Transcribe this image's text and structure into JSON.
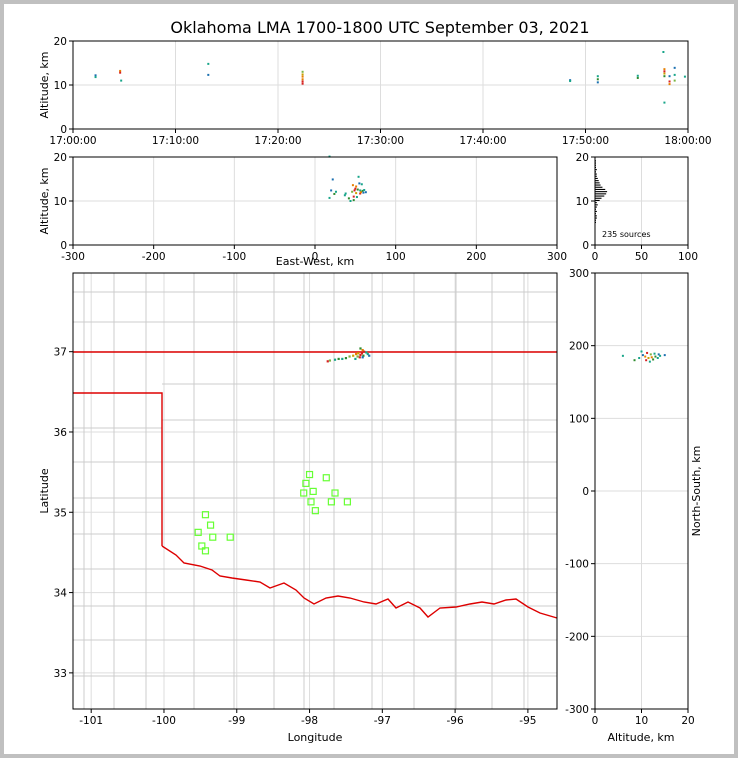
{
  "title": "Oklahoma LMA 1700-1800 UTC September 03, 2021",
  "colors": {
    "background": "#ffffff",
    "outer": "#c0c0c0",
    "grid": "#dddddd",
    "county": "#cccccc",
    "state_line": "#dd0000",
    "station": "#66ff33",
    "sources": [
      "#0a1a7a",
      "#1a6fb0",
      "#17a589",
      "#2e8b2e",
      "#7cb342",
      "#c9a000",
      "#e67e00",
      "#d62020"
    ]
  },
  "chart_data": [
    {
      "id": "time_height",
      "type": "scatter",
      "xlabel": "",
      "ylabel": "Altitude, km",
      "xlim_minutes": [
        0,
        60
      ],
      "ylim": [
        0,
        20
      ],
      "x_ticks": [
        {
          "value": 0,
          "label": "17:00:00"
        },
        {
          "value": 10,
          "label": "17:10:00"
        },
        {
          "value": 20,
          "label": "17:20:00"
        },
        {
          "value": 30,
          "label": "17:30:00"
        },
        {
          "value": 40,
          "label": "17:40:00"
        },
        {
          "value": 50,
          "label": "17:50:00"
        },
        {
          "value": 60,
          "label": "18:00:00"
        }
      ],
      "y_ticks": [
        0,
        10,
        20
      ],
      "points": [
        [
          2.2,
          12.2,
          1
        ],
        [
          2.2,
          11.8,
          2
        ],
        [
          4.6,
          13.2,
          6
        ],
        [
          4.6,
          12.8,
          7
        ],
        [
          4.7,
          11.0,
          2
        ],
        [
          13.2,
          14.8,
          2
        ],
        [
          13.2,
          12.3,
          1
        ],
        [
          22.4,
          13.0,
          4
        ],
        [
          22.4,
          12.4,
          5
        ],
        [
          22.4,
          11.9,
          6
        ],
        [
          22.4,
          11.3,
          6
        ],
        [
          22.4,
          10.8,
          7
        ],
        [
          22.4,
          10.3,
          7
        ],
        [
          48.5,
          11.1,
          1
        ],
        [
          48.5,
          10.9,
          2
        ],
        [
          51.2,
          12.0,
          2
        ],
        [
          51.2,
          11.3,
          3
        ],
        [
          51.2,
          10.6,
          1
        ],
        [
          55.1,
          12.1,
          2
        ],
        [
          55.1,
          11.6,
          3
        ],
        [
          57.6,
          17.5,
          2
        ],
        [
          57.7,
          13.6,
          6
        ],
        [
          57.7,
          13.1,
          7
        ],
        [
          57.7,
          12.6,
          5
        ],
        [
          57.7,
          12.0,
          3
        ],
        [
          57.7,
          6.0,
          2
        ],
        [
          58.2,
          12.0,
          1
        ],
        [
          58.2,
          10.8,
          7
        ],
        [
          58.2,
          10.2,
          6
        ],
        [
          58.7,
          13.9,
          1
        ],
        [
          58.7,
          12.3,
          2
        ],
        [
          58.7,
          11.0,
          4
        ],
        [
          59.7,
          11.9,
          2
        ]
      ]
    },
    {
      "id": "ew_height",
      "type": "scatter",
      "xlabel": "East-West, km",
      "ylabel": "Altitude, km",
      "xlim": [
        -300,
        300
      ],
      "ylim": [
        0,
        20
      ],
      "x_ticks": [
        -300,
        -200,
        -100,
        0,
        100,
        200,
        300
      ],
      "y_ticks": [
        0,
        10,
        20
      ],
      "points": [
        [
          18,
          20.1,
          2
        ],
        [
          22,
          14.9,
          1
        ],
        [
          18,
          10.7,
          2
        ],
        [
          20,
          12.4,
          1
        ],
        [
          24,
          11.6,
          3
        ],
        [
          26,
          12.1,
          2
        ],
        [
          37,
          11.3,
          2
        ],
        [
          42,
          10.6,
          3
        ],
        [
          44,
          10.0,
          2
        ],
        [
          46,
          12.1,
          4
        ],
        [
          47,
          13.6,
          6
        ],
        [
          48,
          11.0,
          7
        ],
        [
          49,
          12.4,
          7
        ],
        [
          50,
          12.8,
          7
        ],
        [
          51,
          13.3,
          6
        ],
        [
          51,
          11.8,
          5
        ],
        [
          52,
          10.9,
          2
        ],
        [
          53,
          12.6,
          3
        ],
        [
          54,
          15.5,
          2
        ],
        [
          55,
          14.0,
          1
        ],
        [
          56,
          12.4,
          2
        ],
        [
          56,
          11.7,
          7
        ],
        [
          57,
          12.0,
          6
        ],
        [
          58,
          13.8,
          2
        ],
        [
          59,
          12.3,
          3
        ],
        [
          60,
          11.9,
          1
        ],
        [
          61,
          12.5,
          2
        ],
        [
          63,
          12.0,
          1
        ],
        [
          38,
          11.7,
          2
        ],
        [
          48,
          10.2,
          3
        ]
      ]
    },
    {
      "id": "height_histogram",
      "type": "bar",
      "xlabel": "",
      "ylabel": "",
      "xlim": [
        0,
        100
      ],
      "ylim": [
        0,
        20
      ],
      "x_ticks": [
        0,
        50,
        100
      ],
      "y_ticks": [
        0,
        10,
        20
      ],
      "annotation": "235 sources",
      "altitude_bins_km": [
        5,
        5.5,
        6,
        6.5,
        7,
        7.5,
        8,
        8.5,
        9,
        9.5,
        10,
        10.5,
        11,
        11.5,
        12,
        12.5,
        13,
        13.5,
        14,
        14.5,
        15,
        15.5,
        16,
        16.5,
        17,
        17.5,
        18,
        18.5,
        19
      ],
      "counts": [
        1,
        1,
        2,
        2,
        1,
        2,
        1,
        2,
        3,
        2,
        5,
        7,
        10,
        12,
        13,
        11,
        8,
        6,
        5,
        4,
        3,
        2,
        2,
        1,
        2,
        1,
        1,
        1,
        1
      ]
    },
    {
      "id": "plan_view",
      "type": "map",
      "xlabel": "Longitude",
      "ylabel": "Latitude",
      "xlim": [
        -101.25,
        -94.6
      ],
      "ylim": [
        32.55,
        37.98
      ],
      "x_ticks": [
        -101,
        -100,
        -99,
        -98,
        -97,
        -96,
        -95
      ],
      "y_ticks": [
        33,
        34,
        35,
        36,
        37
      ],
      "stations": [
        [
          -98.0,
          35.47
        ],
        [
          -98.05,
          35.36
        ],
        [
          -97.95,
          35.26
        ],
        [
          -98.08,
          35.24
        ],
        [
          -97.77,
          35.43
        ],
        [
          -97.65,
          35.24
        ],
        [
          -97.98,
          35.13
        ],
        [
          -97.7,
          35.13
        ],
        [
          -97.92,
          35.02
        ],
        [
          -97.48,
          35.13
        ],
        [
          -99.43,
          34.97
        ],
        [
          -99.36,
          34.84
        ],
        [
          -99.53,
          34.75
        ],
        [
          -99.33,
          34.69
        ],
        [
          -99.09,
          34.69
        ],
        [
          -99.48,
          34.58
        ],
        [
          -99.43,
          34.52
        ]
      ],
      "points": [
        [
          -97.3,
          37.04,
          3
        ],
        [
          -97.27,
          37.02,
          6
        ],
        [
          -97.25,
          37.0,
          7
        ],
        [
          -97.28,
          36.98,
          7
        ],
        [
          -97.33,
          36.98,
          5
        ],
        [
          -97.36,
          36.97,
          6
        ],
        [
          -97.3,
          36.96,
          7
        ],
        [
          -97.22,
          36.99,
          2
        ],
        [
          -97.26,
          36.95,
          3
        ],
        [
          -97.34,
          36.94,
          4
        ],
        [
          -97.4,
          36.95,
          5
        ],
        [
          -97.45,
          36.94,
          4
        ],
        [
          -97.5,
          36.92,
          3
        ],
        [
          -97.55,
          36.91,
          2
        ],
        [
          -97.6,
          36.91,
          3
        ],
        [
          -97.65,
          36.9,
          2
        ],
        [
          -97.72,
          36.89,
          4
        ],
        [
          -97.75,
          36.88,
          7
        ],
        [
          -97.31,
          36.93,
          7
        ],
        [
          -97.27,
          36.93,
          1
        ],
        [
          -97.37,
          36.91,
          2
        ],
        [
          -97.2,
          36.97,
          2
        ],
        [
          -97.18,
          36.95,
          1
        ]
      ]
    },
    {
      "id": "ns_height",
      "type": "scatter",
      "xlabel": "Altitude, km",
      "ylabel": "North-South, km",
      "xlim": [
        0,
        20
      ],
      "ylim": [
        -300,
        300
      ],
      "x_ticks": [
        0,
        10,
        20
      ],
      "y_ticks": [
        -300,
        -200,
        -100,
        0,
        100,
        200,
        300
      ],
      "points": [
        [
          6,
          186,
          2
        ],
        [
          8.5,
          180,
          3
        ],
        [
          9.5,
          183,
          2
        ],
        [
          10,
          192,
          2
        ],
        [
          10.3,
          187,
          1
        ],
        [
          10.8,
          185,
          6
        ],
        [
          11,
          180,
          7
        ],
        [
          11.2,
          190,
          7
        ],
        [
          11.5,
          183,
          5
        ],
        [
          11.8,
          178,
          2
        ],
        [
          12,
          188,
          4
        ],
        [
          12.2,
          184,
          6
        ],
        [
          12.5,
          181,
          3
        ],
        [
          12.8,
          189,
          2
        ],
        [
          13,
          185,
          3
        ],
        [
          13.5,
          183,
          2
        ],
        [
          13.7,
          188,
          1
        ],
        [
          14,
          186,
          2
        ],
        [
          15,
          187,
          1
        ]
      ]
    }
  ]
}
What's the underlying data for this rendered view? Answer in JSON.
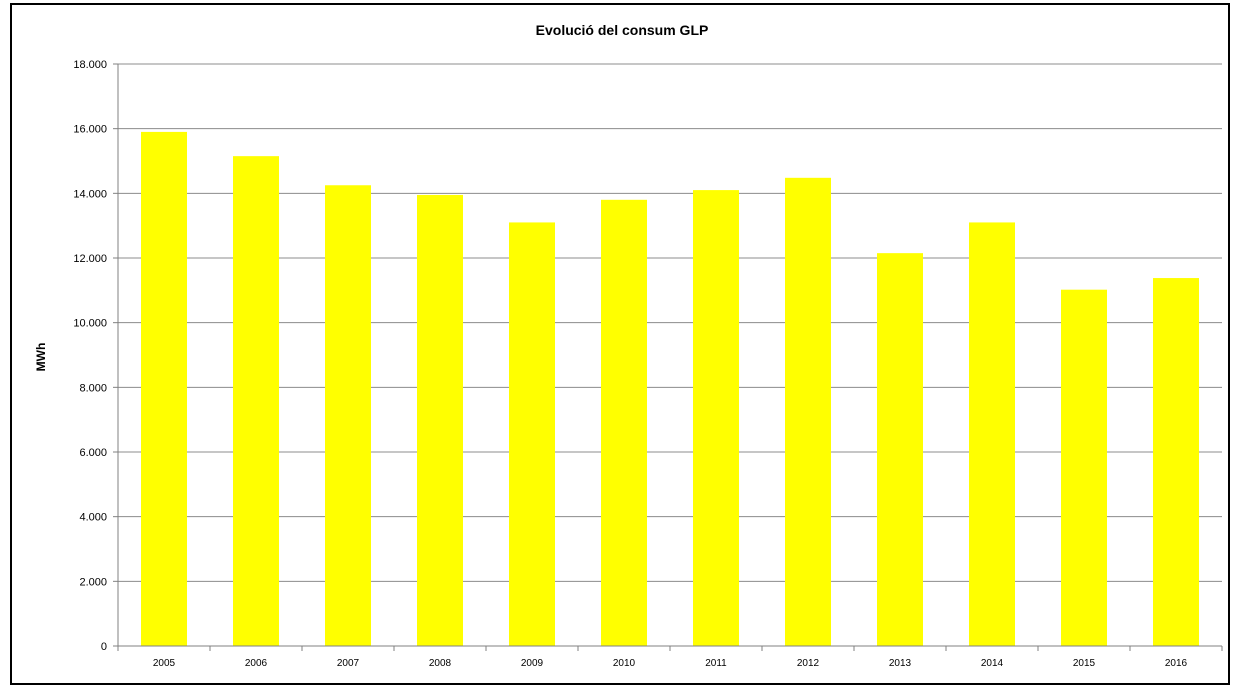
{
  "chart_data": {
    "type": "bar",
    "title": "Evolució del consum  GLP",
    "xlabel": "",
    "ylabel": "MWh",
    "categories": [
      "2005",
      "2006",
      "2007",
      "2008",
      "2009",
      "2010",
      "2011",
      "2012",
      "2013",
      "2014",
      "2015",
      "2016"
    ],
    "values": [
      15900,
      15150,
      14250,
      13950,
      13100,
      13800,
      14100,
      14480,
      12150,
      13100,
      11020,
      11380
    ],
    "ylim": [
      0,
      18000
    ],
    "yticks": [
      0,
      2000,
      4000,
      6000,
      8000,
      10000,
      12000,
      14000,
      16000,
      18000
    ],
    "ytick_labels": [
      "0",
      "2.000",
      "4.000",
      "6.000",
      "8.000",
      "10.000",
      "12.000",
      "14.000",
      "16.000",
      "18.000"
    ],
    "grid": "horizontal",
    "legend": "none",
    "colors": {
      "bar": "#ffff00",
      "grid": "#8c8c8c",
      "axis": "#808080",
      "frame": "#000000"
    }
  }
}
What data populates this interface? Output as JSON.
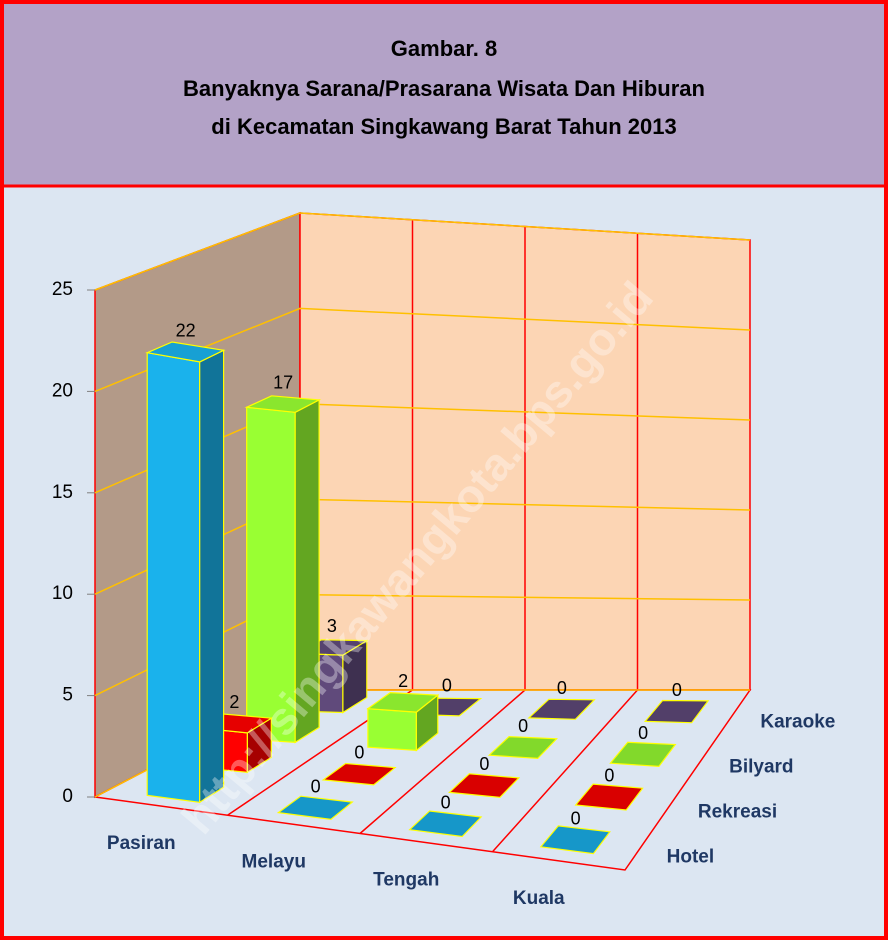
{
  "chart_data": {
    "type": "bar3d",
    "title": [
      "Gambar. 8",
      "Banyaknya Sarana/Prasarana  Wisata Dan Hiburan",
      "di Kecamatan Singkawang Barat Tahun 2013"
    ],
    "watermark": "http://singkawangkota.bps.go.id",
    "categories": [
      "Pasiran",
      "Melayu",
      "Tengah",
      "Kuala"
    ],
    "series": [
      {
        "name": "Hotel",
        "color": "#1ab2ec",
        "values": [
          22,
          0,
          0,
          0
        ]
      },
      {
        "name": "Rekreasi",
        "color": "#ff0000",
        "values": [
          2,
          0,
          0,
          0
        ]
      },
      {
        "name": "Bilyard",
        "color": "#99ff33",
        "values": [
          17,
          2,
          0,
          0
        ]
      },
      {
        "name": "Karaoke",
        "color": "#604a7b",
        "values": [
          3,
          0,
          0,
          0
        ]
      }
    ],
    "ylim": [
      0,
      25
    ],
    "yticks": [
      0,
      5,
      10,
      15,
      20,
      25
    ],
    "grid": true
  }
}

=======

● Given exercise: Each line from the one that contains "What data populates" through the end of the records should be restated exactly; include both end lines and leave any pictures out.

● Final answer:
What data populates this interface? Output as JSON.
{
  "chart_data": {
    "type": "bar3d",
    "title": [
      "Gambar. 8",
      "Banyaknya Sarana/Prasarana  Wisata Dan Hiburan",
      "di Kecamatan Singkawang Barat Tahun 2013"
    ],
    "watermark": "http://singkawangkota.bps.go.id",
    "categories": [
      "Pasiran",
      "Melayu",
      "Tengah",
      "Kuala"
    ],
    "series": [
      {
        "name": "Hotel",
        "color": "#1ab2ec",
        "values": [
          22,
          0,
          0,
          0
        ]
      },
      {
        "name": "Rekreasi",
        "color": "#ff0000",
        "values": [
          2,
          0,
          0,
          0
        ]
      },
      {
        "name": "Bilyard",
        "color": "#99ff33",
        "values": [
          17,
          2,
          0,
          0
        ]
      },
      {
        "name": "Karaoke",
        "color": "#604a7b",
        "values": [
          3,
          0,
          0,
          0
        ]
      }
    ],
    "ylim": [
      0,
      25
    ],
    "yticks": [
      0,
      5,
      10,
      15,
      20,
      25
    ],
    "grid": true
  }
}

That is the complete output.